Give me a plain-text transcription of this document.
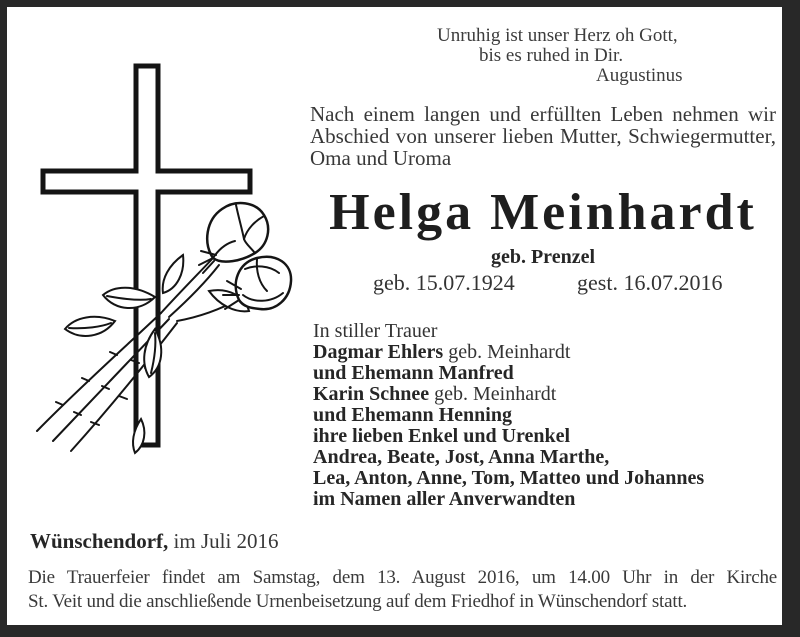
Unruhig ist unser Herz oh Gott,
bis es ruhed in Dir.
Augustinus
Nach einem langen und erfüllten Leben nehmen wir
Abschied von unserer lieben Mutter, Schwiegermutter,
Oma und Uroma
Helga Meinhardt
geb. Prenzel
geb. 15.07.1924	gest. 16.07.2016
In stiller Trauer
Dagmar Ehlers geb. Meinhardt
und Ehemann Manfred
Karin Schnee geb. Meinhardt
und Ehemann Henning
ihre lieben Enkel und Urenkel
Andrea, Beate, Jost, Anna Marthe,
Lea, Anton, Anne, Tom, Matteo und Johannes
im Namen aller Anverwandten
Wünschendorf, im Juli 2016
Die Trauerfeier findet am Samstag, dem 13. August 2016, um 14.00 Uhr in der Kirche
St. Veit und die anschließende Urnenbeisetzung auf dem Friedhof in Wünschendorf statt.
※
*GOAL*:
Show all lines in the entries above where the string "Ehemann" appears.

*RESPONSE BELOW*:
und Ehemann Manfred
und Ehemann Henning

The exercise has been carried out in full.